TASK PROMPT: Return only the number of lines holding the word "marker".
### MATERIAL TO PROCESS
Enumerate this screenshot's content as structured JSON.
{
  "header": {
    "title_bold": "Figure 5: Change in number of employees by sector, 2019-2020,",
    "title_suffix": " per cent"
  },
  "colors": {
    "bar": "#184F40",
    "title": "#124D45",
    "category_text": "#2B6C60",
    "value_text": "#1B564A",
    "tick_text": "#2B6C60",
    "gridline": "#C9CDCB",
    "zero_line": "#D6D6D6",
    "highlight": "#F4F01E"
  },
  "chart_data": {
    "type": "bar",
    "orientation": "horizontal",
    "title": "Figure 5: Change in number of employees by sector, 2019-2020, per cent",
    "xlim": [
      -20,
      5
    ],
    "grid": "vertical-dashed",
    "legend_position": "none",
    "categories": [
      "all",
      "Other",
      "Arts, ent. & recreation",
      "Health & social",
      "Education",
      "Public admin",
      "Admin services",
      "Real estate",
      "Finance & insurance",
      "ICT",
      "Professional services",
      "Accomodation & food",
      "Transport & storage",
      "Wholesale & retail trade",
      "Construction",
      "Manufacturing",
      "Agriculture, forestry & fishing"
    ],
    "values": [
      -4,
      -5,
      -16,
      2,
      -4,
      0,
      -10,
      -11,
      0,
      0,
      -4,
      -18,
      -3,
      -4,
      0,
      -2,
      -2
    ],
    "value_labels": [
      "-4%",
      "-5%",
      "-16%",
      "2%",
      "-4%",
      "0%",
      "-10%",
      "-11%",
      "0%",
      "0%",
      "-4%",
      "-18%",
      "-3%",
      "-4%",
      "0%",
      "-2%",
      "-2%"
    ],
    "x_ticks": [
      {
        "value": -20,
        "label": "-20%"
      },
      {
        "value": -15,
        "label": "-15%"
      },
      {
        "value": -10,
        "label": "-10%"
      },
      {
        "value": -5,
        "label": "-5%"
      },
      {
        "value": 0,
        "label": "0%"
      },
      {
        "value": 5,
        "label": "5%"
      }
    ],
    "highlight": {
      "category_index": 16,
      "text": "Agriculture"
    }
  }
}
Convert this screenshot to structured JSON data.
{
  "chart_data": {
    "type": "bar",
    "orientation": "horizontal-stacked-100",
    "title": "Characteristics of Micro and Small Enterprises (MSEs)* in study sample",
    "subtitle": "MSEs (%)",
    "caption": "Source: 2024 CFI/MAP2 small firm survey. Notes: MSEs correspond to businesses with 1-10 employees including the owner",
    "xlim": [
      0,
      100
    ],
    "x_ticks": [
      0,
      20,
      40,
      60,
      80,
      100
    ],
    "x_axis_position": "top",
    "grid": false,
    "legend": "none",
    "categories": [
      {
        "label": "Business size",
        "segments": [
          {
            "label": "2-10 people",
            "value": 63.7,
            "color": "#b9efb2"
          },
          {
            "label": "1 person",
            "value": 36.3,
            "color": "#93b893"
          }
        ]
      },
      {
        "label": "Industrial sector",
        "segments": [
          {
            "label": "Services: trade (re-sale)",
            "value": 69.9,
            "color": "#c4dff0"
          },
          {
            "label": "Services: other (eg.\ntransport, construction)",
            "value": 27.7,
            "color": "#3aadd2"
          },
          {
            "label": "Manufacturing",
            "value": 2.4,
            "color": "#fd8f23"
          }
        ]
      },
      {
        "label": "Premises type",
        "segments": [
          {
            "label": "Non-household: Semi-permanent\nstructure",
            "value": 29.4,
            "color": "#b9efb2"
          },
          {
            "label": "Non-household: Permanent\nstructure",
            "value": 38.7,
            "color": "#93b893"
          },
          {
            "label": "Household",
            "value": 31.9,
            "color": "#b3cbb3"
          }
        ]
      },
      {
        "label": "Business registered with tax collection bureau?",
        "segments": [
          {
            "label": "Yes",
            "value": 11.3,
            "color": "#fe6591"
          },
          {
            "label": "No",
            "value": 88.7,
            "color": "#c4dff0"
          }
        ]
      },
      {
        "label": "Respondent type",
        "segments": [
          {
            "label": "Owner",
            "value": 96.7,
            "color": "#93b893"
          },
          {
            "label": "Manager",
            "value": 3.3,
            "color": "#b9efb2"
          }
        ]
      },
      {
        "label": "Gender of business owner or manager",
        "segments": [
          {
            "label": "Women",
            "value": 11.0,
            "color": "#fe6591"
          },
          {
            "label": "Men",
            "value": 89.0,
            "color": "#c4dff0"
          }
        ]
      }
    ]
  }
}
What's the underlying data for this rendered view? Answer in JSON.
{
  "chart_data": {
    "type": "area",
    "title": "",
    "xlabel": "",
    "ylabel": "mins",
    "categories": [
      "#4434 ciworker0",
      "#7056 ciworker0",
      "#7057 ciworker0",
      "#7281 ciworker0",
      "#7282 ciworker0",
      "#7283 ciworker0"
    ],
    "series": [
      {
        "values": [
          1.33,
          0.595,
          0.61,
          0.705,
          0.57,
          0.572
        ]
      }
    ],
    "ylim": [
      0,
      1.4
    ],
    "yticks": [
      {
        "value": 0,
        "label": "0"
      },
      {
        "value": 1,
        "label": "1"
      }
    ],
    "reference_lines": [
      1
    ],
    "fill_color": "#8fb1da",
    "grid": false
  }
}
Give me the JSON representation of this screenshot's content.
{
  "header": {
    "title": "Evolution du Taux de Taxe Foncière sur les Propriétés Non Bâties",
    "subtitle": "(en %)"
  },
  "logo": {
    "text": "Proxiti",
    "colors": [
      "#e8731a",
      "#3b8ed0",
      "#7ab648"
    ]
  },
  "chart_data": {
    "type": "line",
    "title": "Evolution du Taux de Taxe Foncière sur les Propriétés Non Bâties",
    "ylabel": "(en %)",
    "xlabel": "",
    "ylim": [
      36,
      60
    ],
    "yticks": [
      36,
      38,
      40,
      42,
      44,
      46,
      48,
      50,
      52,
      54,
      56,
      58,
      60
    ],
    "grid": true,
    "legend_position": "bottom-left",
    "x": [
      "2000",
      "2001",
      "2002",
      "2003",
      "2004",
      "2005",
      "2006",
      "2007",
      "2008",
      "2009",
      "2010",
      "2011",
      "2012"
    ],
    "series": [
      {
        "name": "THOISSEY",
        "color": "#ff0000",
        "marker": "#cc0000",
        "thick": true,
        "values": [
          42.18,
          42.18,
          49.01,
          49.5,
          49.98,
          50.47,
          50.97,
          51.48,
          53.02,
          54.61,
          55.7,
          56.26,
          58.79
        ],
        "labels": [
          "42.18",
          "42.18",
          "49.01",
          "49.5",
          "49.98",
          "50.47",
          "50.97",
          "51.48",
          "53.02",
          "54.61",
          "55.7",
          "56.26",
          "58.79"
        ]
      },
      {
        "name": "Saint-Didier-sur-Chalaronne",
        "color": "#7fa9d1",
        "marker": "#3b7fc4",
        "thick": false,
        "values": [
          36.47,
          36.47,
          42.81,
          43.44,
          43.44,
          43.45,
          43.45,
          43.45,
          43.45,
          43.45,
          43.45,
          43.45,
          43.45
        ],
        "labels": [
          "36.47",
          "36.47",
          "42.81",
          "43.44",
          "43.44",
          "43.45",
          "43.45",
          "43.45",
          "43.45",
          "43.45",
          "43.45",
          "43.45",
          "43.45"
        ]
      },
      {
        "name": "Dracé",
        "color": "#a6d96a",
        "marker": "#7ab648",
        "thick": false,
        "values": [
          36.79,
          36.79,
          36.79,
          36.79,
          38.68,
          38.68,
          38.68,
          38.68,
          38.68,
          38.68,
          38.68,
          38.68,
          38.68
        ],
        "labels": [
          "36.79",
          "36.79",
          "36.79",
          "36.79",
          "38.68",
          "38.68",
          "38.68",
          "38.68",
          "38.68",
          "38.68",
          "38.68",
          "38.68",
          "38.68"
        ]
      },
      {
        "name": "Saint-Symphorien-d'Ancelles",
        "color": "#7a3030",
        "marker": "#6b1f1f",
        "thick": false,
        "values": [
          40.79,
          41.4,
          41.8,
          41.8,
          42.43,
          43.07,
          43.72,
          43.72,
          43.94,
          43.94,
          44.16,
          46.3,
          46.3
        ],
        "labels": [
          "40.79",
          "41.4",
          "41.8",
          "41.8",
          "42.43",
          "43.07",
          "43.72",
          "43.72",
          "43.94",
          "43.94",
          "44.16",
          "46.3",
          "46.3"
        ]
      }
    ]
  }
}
######
OUTPUT OF THE TASK: 4